• EXERCISE:
The records that follow must be reproduced in full, exactly as written.

• EXERCISE MATERIALS:
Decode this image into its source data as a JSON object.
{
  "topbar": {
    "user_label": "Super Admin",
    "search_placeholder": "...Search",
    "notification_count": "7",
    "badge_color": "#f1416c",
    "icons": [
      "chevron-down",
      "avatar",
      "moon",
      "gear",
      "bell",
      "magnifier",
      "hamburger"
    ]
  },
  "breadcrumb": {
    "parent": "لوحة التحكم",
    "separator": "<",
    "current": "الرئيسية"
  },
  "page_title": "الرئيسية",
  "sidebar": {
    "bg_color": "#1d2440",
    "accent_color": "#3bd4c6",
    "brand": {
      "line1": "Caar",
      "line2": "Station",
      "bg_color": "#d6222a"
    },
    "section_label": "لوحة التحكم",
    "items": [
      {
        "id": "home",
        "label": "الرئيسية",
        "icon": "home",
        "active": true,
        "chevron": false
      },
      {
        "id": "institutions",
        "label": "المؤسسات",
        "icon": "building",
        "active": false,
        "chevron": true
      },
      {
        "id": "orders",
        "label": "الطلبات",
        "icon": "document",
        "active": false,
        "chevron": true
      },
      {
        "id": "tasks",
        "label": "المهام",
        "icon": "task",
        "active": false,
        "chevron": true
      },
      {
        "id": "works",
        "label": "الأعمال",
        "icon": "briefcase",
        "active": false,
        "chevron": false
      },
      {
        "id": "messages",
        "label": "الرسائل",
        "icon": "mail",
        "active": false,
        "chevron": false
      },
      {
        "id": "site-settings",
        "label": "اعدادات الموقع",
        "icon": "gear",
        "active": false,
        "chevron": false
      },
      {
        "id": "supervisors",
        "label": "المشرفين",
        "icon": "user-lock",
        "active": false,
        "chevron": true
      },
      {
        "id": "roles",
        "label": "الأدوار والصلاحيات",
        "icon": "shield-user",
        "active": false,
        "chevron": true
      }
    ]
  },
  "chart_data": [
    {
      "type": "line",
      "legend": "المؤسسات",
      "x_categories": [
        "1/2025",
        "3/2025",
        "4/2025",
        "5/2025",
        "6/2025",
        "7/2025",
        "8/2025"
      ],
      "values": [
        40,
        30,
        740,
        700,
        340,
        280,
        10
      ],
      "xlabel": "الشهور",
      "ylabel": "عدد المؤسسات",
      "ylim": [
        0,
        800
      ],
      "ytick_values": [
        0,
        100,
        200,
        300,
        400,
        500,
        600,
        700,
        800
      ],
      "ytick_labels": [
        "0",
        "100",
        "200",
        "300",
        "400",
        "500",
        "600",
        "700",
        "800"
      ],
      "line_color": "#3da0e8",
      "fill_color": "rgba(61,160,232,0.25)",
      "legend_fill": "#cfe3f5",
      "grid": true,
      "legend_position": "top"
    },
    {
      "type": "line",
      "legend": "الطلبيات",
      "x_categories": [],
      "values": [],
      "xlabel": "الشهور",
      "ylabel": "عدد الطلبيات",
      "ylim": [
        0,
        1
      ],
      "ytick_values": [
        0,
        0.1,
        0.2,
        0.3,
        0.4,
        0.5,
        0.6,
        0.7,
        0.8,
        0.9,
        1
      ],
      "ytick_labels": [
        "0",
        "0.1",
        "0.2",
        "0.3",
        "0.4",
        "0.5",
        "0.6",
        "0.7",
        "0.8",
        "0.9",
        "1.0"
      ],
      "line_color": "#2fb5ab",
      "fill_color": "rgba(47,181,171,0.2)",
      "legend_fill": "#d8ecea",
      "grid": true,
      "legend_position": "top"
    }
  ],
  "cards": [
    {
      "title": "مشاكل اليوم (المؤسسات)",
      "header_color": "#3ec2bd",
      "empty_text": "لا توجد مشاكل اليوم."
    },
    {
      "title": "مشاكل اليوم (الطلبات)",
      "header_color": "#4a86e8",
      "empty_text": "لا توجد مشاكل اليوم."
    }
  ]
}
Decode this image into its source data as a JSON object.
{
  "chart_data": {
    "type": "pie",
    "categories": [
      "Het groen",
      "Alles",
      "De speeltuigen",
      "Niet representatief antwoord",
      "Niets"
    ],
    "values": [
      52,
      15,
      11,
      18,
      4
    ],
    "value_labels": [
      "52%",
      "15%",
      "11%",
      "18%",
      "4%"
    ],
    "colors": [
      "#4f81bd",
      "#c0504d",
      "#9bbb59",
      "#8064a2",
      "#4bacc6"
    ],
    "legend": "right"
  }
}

• FINISHED EXERCISE:
Decode this image into its source data as a JSON object.
{
  "topbar": {
    "user_label": "Super Admin",
    "search_placeholder": "...Search",
    "notification_count": "7",
    "badge_color": "#f1416c",
    "icons": [
      "chevron-down",
      "avatar",
      "moon",
      "gear",
      "bell",
      "magnifier",
      "hamburger"
    ]
  },
  "breadcrumb": {
    "parent": "لوحة التحكم",
    "separator": "<",
    "current": "الرئيسية"
  },
  "page_title": "الرئيسية",
  "sidebar": {
    "bg_color": "#1d2440",
    "accent_color": "#3bd4c6",
    "brand": {
      "line1": "Caar",
      "line2": "Station",
      "bg_color": "#d6222a"
    },
    "section_label": "لوحة التحكم",
    "items": [
      {
        "id": "home",
        "label": "الرئيسية",
        "icon": "home",
        "active": true,
        "chevron": false
      },
      {
        "id": "institutions",
        "label": "المؤسسات",
        "icon": "building",
        "active": false,
        "chevron": true
      },
      {
        "id": "orders",
        "label": "الطلبات",
        "icon": "document",
        "active": false,
        "chevron": true
      },
      {
        "id": "tasks",
        "label": "المهام",
        "icon": "task",
        "active": false,
        "chevron": true
      },
      {
        "id": "works",
        "label": "الأعمال",
        "icon": "briefcase",
        "active": false,
        "chevron": false
      },
      {
        "id": "messages",
        "label": "الرسائل",
        "icon": "mail",
        "active": false,
        "chevron": false
      },
      {
        "id": "site-settings",
        "label": "اعدادات الموقع",
        "icon": "gear",
        "active": false,
        "chevron": false
      },
      {
        "id": "supervisors",
        "label": "المشرفين",
        "icon": "user-lock",
        "active": false,
        "chevron": true
      },
      {
        "id": "roles",
        "label": "الأدوار والصلاحيات",
        "icon": "shield-user",
        "active": false,
        "chevron": true
      }
    ]
  },
  "chart_data": [
    {
      "type": "line",
      "legend": "المؤسسات",
      "x_categories": [
        "1/2025",
        "3/2025",
        "4/2025",
        "5/2025",
        "6/2025",
        "7/2025",
        "8/2025"
      ],
      "values": [
        40,
        30,
        740,
        700,
        340,
        280,
        10
      ],
      "xlabel": "الشهور",
      "ylabel": "عدد المؤسسات",
      "ylim": [
        0,
        800
      ],
      "ytick_values": [
        0,
        100,
        200,
        300,
        400,
        500,
        600,
        700,
        800
      ],
      "ytick_labels": [
        "0",
        "100",
        "200",
        "300",
        "400",
        "500",
        "600",
        "700",
        "800"
      ],
      "line_color": "#3da0e8",
      "fill_color": "rgba(61,160,232,0.25)",
      "legend_fill": "#cfe3f5",
      "grid": true,
      "legend_position": "top"
    },
    {
      "type": "line",
      "legend": "الطلبيات",
      "x_categories": [],
      "values": [],
      "xlabel": "الشهور",
      "ylabel": "عدد الطلبيات",
      "ylim": [
        0,
        1
      ],
      "ytick_values": [
        0,
        0.1,
        0.2,
        0.3,
        0.4,
        0.5,
        0.6,
        0.7,
        0.8,
        0.9,
        1
      ],
      "ytick_labels": [
        "0",
        "0.1",
        "0.2",
        "0.3",
        "0.4",
        "0.5",
        "0.6",
        "0.7",
        "0.8",
        "0.9",
        "1.0"
      ],
      "line_color": "#2fb5ab",
      "fill_color": "rgba(47,181,171,0.2)",
      "legend_fill": "#d8ecea",
      "grid": true,
      "legend_position": "top"
    }
  ],
  "cards": [
    {
      "title": "مشاكل اليوم (المؤسسات)",
      "header_color": "#3ec2bd",
      "empty_text": "لا توجد مشاكل اليوم."
    },
    {
      "title": "مشاكل اليوم (الطلبات)",
      "header_color": "#4a86e8",
      "empty_text": "لا توجد مشاكل اليوم."
    }
  ]
}
Decode this image into its source data as a JSON object.
{
  "chart_data": {
    "type": "pie",
    "categories": [
      "Het groen",
      "Alles",
      "De speeltuigen",
      "Niet representatief antwoord",
      "Niets"
    ],
    "values": [
      52,
      15,
      11,
      18,
      4
    ],
    "value_labels": [
      "52%",
      "15%",
      "11%",
      "18%",
      "4%"
    ],
    "colors": [
      "#4f81bd",
      "#c0504d",
      "#9bbb59",
      "#8064a2",
      "#4bacc6"
    ],
    "legend": "right"
  }
}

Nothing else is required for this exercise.